Exercise directions :: In the material below, find each line holding the string "screenshot" and copy it.

=-=-=

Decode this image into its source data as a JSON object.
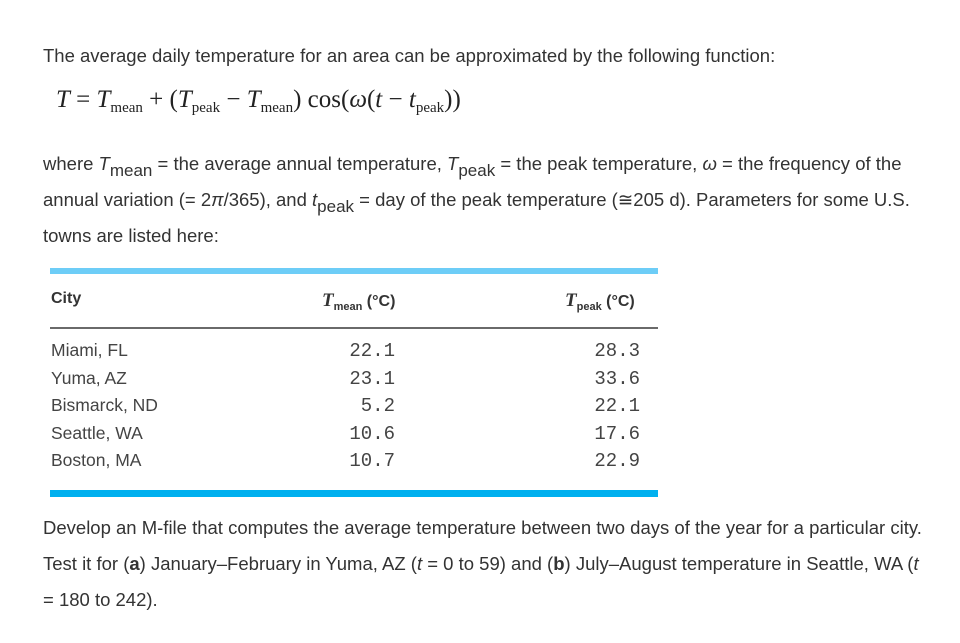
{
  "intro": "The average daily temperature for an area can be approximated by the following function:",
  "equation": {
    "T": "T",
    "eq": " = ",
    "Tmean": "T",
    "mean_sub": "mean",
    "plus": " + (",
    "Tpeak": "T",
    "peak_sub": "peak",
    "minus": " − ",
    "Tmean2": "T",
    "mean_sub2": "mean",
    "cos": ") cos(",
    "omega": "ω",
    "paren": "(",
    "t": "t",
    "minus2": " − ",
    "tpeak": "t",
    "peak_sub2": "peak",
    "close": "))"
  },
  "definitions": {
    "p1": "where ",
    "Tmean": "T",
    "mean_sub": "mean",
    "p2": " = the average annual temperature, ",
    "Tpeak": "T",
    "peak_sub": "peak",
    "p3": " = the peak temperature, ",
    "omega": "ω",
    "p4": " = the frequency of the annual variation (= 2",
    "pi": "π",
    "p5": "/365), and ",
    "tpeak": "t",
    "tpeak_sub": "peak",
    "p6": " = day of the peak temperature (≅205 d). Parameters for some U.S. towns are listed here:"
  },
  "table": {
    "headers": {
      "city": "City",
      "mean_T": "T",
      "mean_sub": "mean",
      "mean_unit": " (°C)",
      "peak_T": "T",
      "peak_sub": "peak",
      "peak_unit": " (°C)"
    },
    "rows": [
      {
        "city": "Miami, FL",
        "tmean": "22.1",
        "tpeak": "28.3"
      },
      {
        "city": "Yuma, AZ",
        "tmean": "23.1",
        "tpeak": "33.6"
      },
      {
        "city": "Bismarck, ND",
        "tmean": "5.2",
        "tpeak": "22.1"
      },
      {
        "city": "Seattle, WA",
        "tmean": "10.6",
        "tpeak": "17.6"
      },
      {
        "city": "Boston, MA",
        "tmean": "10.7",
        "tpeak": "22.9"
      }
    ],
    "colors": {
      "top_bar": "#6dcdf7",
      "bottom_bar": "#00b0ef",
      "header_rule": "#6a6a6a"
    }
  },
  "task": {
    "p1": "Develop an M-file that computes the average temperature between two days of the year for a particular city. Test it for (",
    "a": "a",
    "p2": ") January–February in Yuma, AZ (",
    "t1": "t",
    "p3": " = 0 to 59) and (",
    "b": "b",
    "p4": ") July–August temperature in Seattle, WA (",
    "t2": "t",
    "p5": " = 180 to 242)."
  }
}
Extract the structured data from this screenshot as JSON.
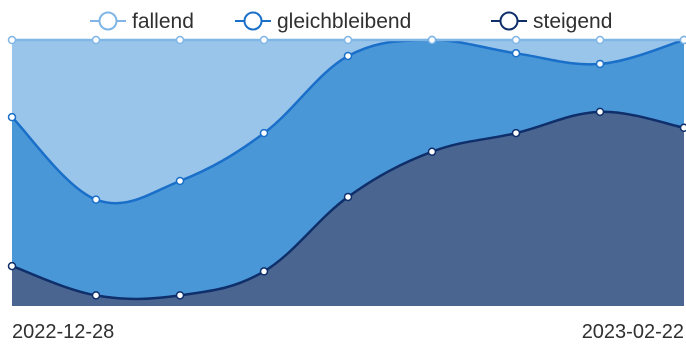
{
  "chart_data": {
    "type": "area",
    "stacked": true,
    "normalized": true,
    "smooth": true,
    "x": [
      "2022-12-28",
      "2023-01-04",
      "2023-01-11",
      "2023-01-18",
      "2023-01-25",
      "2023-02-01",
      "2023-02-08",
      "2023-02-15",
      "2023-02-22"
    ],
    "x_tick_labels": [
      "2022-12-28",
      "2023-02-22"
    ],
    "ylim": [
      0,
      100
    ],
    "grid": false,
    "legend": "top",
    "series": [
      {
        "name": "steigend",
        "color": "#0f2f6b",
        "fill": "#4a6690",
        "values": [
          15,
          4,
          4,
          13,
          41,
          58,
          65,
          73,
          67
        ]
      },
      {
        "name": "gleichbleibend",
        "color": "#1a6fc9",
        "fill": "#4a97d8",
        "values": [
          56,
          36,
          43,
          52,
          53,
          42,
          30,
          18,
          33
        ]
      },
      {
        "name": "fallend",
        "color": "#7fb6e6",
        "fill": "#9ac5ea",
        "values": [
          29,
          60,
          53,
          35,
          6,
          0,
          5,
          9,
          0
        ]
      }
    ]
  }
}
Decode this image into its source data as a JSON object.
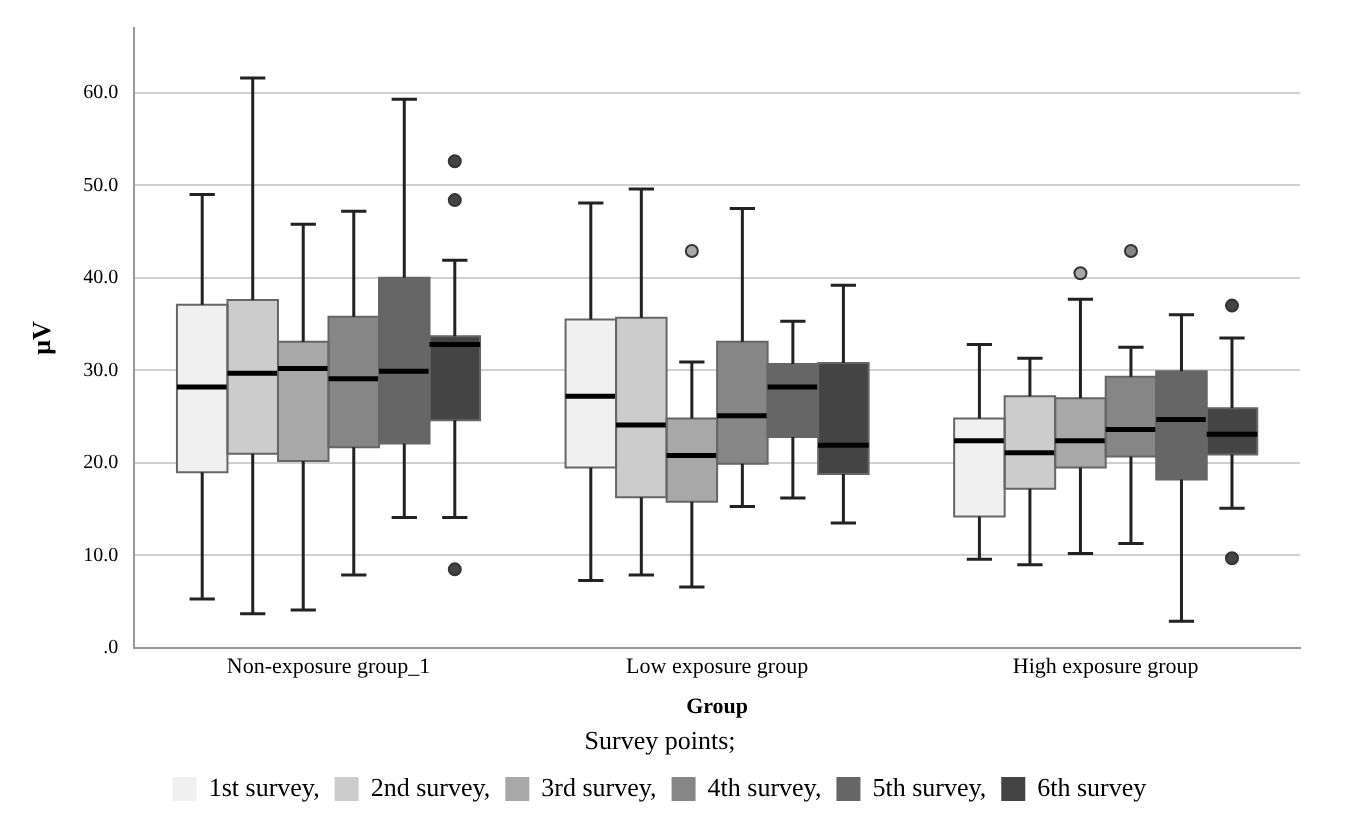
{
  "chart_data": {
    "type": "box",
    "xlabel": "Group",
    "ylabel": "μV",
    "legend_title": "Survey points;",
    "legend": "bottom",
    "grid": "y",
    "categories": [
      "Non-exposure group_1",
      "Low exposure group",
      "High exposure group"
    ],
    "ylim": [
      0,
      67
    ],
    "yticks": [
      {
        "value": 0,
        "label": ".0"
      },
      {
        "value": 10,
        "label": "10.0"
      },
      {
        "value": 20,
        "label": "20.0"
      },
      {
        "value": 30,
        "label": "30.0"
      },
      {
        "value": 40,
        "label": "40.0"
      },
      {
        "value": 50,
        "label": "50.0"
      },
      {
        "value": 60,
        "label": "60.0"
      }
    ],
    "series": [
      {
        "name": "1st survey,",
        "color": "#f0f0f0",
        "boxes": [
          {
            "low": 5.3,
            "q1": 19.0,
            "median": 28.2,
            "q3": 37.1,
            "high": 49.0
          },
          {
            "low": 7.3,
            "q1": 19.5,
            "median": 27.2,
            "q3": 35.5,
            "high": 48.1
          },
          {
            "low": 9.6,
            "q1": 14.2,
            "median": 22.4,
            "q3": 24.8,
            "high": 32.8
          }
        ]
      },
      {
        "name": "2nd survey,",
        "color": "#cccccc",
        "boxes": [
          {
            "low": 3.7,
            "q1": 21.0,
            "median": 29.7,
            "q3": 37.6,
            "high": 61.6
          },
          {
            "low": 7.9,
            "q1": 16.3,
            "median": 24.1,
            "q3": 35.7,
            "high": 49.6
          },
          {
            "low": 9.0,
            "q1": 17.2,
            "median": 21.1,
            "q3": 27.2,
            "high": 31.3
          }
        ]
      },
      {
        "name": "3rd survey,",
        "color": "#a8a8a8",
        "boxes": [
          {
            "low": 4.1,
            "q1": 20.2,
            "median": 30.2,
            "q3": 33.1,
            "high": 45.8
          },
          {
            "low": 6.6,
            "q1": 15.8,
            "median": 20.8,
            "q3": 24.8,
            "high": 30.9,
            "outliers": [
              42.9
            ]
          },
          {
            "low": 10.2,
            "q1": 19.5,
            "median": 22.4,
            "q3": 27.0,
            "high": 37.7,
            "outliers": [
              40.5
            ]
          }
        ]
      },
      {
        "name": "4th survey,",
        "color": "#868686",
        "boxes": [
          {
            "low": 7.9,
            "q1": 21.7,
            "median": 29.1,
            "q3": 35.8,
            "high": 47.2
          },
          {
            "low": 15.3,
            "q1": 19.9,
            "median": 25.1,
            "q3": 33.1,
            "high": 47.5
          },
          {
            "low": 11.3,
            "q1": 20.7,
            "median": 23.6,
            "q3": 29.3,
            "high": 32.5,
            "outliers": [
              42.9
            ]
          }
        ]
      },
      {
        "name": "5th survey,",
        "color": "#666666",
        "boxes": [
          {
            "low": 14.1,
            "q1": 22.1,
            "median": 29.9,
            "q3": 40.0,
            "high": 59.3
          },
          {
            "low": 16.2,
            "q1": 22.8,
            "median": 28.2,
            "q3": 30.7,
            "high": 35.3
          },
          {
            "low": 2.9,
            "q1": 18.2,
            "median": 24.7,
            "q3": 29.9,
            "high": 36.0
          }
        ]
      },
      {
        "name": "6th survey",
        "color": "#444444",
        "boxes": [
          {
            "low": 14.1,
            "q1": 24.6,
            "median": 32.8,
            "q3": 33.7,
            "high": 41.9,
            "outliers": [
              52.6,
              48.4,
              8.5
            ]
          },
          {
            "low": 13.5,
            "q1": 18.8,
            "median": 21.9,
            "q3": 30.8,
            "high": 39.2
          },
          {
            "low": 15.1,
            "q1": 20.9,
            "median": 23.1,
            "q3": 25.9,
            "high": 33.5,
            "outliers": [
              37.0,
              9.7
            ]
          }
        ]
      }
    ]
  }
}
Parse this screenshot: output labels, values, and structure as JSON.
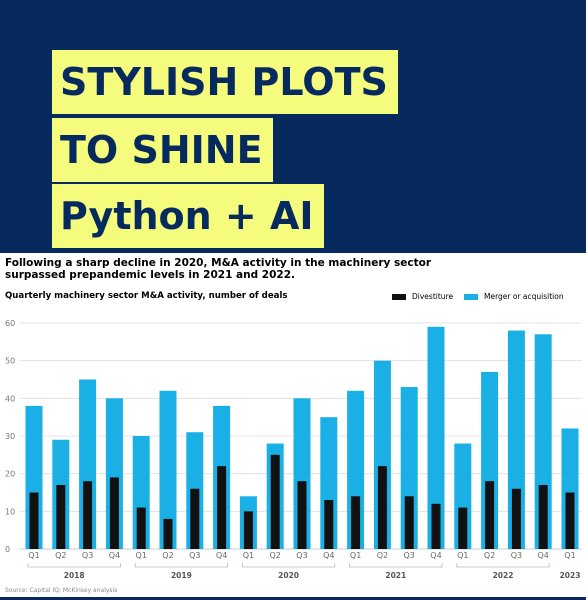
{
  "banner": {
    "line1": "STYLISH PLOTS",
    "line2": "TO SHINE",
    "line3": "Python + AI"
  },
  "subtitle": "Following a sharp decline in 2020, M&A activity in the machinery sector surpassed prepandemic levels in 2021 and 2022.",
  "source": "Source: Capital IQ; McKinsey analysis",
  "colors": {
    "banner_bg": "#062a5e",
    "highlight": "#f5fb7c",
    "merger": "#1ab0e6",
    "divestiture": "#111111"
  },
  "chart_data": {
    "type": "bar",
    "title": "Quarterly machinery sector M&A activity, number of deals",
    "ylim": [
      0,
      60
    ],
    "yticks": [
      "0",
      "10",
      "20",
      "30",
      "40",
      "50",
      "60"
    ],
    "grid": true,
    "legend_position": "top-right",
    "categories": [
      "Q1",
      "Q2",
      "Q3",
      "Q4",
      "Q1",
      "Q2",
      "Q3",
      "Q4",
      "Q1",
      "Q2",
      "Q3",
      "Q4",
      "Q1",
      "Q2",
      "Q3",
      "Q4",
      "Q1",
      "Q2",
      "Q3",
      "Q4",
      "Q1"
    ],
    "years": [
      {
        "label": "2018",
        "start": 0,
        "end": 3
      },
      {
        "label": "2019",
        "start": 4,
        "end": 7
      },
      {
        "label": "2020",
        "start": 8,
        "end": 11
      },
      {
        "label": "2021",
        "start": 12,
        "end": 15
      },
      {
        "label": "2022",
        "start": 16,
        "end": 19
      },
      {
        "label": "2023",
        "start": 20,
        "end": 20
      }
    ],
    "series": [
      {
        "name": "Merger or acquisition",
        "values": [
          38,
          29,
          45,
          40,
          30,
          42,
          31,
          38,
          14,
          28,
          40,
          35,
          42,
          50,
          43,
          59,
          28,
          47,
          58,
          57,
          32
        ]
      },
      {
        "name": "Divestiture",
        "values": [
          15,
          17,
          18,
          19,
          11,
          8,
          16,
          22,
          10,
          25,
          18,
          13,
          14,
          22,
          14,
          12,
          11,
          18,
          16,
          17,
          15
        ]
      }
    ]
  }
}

=-=-=

In response ::
Extract the structured data from this screenshot as JSON.
Parse this screenshot: output labels, values, and structure as JSON.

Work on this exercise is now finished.